Find the lines holding "平均概率" and copy them.

Entries provided:
#####

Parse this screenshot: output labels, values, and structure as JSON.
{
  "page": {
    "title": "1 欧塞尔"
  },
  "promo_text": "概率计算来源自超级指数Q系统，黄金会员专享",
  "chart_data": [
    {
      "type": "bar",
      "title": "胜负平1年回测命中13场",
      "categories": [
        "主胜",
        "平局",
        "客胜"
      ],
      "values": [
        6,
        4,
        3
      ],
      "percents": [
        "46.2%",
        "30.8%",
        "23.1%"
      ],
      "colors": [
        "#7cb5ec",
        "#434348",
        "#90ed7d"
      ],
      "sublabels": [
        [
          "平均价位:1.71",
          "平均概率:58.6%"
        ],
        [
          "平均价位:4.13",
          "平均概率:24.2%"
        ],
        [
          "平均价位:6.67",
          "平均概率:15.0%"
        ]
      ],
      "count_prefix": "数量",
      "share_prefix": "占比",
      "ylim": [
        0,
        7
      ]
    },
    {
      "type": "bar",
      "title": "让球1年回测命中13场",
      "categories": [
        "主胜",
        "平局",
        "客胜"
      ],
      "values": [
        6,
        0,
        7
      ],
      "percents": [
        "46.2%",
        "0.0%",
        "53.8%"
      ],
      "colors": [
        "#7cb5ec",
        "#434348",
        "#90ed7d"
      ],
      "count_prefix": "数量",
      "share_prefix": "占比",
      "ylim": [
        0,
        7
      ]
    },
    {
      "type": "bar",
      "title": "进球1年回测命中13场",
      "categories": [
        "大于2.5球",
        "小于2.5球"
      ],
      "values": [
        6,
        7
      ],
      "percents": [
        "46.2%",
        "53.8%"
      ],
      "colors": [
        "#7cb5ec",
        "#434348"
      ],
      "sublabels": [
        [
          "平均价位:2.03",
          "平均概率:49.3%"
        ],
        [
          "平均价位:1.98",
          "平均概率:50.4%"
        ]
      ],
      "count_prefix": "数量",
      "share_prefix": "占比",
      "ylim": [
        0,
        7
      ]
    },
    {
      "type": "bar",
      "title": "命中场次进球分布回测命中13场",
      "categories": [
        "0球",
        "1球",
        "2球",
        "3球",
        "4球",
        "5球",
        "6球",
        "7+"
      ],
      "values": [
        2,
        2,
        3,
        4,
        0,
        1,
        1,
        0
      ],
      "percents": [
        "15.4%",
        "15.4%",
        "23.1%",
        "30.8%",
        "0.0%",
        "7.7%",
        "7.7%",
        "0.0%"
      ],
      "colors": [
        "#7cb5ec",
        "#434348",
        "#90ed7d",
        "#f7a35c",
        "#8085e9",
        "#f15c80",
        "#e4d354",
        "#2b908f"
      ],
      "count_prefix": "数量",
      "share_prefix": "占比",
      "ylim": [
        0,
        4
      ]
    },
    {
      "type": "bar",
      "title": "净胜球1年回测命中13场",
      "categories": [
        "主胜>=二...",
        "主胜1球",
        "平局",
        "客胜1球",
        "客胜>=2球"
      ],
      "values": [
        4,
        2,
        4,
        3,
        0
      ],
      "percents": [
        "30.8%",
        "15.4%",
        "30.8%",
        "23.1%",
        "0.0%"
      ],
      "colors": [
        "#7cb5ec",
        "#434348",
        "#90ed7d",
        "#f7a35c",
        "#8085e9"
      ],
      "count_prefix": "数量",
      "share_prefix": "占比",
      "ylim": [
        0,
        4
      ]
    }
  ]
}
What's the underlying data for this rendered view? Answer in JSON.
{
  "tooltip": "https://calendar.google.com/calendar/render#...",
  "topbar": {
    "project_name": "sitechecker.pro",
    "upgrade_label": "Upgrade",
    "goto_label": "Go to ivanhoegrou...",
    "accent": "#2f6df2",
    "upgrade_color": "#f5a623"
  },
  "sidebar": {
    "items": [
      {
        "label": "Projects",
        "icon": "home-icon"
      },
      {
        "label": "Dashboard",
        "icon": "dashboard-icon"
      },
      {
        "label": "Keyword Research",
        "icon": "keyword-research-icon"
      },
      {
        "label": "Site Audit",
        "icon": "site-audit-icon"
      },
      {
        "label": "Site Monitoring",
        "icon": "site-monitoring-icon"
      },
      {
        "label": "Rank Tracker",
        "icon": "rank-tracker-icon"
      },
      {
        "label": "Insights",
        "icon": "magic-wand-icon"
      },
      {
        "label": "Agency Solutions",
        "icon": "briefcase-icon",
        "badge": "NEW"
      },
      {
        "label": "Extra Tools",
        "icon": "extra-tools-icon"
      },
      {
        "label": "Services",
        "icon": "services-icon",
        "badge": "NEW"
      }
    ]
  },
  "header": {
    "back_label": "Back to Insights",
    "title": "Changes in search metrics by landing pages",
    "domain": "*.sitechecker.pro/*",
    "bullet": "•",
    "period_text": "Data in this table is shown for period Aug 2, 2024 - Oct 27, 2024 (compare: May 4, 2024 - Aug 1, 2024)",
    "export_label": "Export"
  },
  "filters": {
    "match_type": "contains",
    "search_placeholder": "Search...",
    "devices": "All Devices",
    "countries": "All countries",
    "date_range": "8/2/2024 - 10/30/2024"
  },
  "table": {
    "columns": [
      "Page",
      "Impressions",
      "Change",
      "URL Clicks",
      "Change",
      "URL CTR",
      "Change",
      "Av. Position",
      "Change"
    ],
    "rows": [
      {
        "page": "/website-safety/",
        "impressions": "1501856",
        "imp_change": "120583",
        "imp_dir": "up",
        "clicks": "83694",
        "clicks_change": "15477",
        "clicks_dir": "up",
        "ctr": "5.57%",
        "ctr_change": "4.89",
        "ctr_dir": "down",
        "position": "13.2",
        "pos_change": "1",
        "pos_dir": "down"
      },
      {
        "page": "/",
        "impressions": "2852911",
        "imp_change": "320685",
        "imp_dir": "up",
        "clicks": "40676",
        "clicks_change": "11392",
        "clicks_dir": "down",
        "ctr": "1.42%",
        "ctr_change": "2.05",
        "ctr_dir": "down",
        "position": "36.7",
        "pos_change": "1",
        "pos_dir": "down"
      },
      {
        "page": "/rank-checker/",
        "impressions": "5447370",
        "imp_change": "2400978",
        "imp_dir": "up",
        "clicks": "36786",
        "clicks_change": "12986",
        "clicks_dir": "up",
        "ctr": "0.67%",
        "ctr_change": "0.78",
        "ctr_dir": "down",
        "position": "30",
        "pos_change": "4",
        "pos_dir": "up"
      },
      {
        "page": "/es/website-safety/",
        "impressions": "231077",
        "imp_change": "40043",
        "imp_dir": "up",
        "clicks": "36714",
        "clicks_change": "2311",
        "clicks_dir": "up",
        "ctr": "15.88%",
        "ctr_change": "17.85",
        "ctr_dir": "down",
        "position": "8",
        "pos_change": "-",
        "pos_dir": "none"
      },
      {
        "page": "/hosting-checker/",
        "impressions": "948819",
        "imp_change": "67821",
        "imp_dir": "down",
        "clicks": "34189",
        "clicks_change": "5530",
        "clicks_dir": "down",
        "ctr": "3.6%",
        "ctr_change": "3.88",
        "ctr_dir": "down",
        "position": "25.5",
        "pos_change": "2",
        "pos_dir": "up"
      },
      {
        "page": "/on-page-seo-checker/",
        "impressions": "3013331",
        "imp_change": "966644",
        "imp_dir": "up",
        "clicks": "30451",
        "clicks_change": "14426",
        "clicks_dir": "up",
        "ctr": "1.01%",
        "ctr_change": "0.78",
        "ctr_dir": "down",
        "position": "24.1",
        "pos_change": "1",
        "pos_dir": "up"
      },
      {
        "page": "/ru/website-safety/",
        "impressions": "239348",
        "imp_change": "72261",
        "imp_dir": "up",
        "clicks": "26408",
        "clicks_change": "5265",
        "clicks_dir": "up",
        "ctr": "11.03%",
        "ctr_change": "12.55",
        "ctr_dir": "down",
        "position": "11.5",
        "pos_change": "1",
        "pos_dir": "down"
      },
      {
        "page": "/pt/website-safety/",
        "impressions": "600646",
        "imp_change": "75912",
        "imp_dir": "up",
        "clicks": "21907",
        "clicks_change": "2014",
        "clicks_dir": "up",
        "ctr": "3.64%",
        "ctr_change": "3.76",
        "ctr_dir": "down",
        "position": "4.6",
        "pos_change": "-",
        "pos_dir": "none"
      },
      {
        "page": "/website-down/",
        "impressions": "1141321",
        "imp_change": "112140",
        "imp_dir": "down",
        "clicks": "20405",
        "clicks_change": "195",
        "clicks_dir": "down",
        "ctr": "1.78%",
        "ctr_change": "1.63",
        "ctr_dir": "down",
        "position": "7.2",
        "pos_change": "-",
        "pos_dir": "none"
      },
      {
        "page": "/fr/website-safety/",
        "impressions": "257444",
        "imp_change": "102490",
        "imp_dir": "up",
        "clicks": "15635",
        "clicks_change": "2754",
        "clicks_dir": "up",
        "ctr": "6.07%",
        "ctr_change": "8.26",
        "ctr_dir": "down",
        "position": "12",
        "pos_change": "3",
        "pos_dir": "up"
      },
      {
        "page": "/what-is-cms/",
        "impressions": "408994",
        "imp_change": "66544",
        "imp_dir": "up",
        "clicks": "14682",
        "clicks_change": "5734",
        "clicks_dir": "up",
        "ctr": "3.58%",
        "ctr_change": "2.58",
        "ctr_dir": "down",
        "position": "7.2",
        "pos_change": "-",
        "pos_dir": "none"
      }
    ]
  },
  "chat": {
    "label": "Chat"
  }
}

#####

Result of this exercise:
          "平均概率:58.6%"
          "平均概率:24.2%"
          "平均概率:15.0%"
          "平均概率:49.3%"
          "平均概率:50.4%"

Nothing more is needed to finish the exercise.